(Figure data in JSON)

# # # # #

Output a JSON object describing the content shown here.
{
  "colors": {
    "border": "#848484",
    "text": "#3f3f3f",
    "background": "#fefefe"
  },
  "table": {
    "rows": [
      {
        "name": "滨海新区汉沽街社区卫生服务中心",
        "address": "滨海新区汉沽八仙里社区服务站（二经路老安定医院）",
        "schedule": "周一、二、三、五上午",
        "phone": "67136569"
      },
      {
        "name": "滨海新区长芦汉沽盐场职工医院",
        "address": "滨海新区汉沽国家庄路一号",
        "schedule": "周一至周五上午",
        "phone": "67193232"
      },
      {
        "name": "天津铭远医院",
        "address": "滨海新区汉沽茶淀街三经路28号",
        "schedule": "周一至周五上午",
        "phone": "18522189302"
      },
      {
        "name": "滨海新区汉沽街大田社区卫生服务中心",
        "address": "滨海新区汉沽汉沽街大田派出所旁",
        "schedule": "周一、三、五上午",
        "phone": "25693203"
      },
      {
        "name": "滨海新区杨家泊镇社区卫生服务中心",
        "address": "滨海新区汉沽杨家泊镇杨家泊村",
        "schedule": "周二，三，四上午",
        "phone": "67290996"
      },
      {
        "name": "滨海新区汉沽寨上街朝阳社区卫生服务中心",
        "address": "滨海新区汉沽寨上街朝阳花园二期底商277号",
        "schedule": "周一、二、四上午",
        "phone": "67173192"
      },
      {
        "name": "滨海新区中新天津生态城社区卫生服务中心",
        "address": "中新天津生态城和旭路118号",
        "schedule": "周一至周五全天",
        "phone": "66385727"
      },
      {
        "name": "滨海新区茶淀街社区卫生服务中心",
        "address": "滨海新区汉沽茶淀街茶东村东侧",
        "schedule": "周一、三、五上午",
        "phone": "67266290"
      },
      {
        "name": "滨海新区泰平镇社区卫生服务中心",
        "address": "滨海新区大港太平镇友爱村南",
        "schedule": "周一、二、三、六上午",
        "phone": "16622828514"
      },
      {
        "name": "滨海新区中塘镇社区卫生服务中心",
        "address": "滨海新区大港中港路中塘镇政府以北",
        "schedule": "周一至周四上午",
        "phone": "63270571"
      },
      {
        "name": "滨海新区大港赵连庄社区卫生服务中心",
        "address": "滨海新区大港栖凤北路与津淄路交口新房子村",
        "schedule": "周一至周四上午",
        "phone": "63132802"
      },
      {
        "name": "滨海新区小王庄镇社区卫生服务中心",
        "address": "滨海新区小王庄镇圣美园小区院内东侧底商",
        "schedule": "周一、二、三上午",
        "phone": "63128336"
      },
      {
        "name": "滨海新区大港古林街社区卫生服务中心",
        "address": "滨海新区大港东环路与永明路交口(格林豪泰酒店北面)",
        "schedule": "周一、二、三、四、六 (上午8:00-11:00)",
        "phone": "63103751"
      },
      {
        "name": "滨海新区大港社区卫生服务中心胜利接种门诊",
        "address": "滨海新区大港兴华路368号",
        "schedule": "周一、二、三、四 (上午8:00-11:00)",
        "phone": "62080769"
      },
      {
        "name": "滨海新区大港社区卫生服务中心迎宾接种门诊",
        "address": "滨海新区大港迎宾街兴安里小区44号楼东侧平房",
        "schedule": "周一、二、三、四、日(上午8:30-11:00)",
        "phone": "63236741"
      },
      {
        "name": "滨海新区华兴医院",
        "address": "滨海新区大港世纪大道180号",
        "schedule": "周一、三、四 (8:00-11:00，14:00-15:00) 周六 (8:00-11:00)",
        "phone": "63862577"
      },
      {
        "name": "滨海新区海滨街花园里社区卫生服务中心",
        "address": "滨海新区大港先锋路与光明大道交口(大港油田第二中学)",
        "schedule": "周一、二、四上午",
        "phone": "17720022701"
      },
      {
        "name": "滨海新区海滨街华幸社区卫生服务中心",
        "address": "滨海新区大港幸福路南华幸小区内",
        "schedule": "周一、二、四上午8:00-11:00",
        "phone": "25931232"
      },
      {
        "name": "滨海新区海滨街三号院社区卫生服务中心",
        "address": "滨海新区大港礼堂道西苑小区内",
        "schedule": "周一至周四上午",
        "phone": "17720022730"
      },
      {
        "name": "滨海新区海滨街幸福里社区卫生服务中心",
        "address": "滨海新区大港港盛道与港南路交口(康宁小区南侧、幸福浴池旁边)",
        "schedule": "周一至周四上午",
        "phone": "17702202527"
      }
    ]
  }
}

# # # # #

Set exercise: Each entry above is to be printed again exactly.

Expected answer:
Output a JSON object describing the content shown here.
{
  "colors": {
    "border": "#848484",
    "text": "#3f3f3f",
    "background": "#fefefe"
  },
  "table": {
    "rows": [
      {
        "name": "滨海新区汉沽街社区卫生服务中心",
        "address": "滨海新区汉沽八仙里社区服务站（二经路老安定医院）",
        "schedule": "周一、二、三、五上午",
        "phone": "67136569"
      },
      {
        "name": "滨海新区长芦汉沽盐场职工医院",
        "address": "滨海新区汉沽国家庄路一号",
        "schedule": "周一至周五上午",
        "phone": "67193232"
      },
      {
        "name": "天津铭远医院",
        "address": "滨海新区汉沽茶淀街三经路28号",
        "schedule": "周一至周五上午",
        "phone": "18522189302"
      },
      {
        "name": "滨海新区汉沽街大田社区卫生服务中心",
        "address": "滨海新区汉沽汉沽街大田派出所旁",
        "schedule": "周一、三、五上午",
        "phone": "25693203"
      },
      {
        "name": "滨海新区杨家泊镇社区卫生服务中心",
        "address": "滨海新区汉沽杨家泊镇杨家泊村",
        "schedule": "周二，三，四上午",
        "phone": "67290996"
      },
      {
        "name": "滨海新区汉沽寨上街朝阳社区卫生服务中心",
        "address": "滨海新区汉沽寨上街朝阳花园二期底商277号",
        "schedule": "周一、二、四上午",
        "phone": "67173192"
      },
      {
        "name": "滨海新区中新天津生态城社区卫生服务中心",
        "address": "中新天津生态城和旭路118号",
        "schedule": "周一至周五全天",
        "phone": "66385727"
      },
      {
        "name": "滨海新区茶淀街社区卫生服务中心",
        "address": "滨海新区汉沽茶淀街茶东村东侧",
        "schedule": "周一、三、五上午",
        "phone": "67266290"
      },
      {
        "name": "滨海新区泰平镇社区卫生服务中心",
        "address": "滨海新区大港太平镇友爱村南",
        "schedule": "周一、二、三、六上午",
        "phone": "16622828514"
      },
      {
        "name": "滨海新区中塘镇社区卫生服务中心",
        "address": "滨海新区大港中港路中塘镇政府以北",
        "schedule": "周一至周四上午",
        "phone": "63270571"
      },
      {
        "name": "滨海新区大港赵连庄社区卫生服务中心",
        "address": "滨海新区大港栖凤北路与津淄路交口新房子村",
        "schedule": "周一至周四上午",
        "phone": "63132802"
      },
      {
        "name": "滨海新区小王庄镇社区卫生服务中心",
        "address": "滨海新区小王庄镇圣美园小区院内东侧底商",
        "schedule": "周一、二、三上午",
        "phone": "63128336"
      },
      {
        "name": "滨海新区大港古林街社区卫生服务中心",
        "address": "滨海新区大港东环路与永明路交口(格林豪泰酒店北面)",
        "schedule": "周一、二、三、四、六 (上午8:00-11:00)",
        "phone": "63103751"
      },
      {
        "name": "滨海新区大港社区卫生服务中心胜利接种门诊",
        "address": "滨海新区大港兴华路368号",
        "schedule": "周一、二、三、四 (上午8:00-11:00)",
        "phone": "62080769"
      },
      {
        "name": "滨海新区大港社区卫生服务中心迎宾接种门诊",
        "address": "滨海新区大港迎宾街兴安里小区44号楼东侧平房",
        "schedule": "周一、二、三、四、日(上午8:30-11:00)",
        "phone": "63236741"
      },
      {
        "name": "滨海新区华兴医院",
        "address": "滨海新区大港世纪大道180号",
        "schedule": "周一、三、四 (8:00-11:00，14:00-15:00) 周六 (8:00-11:00)",
        "phone": "63862577"
      },
      {
        "name": "滨海新区海滨街花园里社区卫生服务中心",
        "address": "滨海新区大港先锋路与光明大道交口(大港油田第二中学)",
        "schedule": "周一、二、四上午",
        "phone": "17720022701"
      },
      {
        "name": "滨海新区海滨街华幸社区卫生服务中心",
        "address": "滨海新区大港幸福路南华幸小区内",
        "schedule": "周一、二、四上午8:00-11:00",
        "phone": "25931232"
      },
      {
        "name": "滨海新区海滨街三号院社区卫生服务中心",
        "address": "滨海新区大港礼堂道西苑小区内",
        "schedule": "周一至周四上午",
        "phone": "17720022730"
      },
      {
        "name": "滨海新区海滨街幸福里社区卫生服务中心",
        "address": "滨海新区大港港盛道与港南路交口(康宁小区南侧、幸福浴池旁边)",
        "schedule": "周一至周四上午",
        "phone": "17702202527"
      }
    ]
  }
}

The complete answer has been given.